Each line of the material must be returned exactly.

(Input data):
☆ ☆ ☆ ☆ ☆
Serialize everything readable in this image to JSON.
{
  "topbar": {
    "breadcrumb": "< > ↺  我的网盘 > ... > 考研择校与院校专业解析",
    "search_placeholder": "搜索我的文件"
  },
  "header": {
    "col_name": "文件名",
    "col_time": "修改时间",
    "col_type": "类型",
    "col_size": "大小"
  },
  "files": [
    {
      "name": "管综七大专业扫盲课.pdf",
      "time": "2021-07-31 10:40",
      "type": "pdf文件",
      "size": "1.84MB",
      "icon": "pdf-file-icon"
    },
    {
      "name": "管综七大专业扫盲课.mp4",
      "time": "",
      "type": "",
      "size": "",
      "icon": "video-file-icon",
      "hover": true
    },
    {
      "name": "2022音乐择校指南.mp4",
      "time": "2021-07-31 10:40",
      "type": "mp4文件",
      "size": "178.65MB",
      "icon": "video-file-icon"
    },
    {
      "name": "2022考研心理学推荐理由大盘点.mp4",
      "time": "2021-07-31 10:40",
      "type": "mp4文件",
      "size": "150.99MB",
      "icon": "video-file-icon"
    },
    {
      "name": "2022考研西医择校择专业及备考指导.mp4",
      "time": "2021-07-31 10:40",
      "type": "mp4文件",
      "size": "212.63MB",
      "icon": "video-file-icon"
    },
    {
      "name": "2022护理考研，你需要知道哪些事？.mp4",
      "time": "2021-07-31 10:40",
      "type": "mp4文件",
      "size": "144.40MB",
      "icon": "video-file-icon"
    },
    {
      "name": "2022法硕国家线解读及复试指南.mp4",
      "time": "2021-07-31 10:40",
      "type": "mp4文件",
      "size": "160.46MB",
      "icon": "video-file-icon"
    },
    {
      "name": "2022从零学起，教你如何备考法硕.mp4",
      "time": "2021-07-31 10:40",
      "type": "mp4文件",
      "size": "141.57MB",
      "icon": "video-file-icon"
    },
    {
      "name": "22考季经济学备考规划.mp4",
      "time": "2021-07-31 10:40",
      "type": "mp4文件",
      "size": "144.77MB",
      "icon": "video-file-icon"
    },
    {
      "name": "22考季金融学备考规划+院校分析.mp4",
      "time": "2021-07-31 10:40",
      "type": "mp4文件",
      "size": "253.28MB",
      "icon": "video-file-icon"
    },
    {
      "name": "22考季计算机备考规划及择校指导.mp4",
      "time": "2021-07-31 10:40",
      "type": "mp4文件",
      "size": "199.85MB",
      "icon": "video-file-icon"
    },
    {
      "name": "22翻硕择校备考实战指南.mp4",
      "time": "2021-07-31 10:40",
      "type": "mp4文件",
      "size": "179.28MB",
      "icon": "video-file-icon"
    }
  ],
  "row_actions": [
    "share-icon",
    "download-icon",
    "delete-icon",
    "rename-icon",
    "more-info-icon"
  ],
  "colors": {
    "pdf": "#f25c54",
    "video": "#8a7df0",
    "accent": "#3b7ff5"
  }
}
☆ ☆ ☆ ☆ ☆
(Exercise result):
Serialize everything readable in this image to JSON.
{
  "topbar": {
    "breadcrumb": "< > ↺  我的网盘 > ... > 考研择校与院校专业解析",
    "search_placeholder": "搜索我的文件"
  },
  "header": {
    "col_name": "文件名",
    "col_time": "修改时间",
    "col_type": "类型",
    "col_size": "大小"
  },
  "files": [
    {
      "name": "管综七大专业扫盲课.pdf",
      "time": "2021-07-31 10:40",
      "type": "pdf文件",
      "size": "1.84MB",
      "icon": "pdf-file-icon"
    },
    {
      "name": "管综七大专业扫盲课.mp4",
      "time": "",
      "type": "",
      "size": "",
      "icon": "video-file-icon",
      "hover": true
    },
    {
      "name": "2022音乐择校指南.mp4",
      "time": "2021-07-31 10:40",
      "type": "mp4文件",
      "size": "178.65MB",
      "icon": "video-file-icon"
    },
    {
      "name": "2022考研心理学推荐理由大盘点.mp4",
      "time": "2021-07-31 10:40",
      "type": "mp4文件",
      "size": "150.99MB",
      "icon": "video-file-icon"
    },
    {
      "name": "2022考研西医择校择专业及备考指导.mp4",
      "time": "2021-07-31 10:40",
      "type": "mp4文件",
      "size": "212.63MB",
      "icon": "video-file-icon"
    },
    {
      "name": "2022护理考研，你需要知道哪些事？.mp4",
      "time": "2021-07-31 10:40",
      "type": "mp4文件",
      "size": "144.40MB",
      "icon": "video-file-icon"
    },
    {
      "name": "2022法硕国家线解读及复试指南.mp4",
      "time": "2021-07-31 10:40",
      "type": "mp4文件",
      "size": "160.46MB",
      "icon": "video-file-icon"
    },
    {
      "name": "2022从零学起，教你如何备考法硕.mp4",
      "time": "2021-07-31 10:40",
      "type": "mp4文件",
      "size": "141.57MB",
      "icon": "video-file-icon"
    },
    {
      "name": "22考季经济学备考规划.mp4",
      "time": "2021-07-31 10:40",
      "type": "mp4文件",
      "size": "144.77MB",
      "icon": "video-file-icon"
    },
    {
      "name": "22考季金融学备考规划+院校分析.mp4",
      "time": "2021-07-31 10:40",
      "type": "mp4文件",
      "size": "253.28MB",
      "icon": "video-file-icon"
    },
    {
      "name": "22考季计算机备考规划及择校指导.mp4",
      "time": "2021-07-31 10:40",
      "type": "mp4文件",
      "size": "199.85MB",
      "icon": "video-file-icon"
    },
    {
      "name": "22翻硕择校备考实战指南.mp4",
      "time": "2021-07-31 10:40",
      "type": "mp4文件",
      "size": "179.28MB",
      "icon": "video-file-icon"
    }
  ],
  "row_actions": [
    "share-icon",
    "download-icon",
    "delete-icon",
    "rename-icon",
    "more-info-icon"
  ],
  "colors": {
    "pdf": "#f25c54",
    "video": "#8a7df0",
    "accent": "#3b7ff5"
  }
}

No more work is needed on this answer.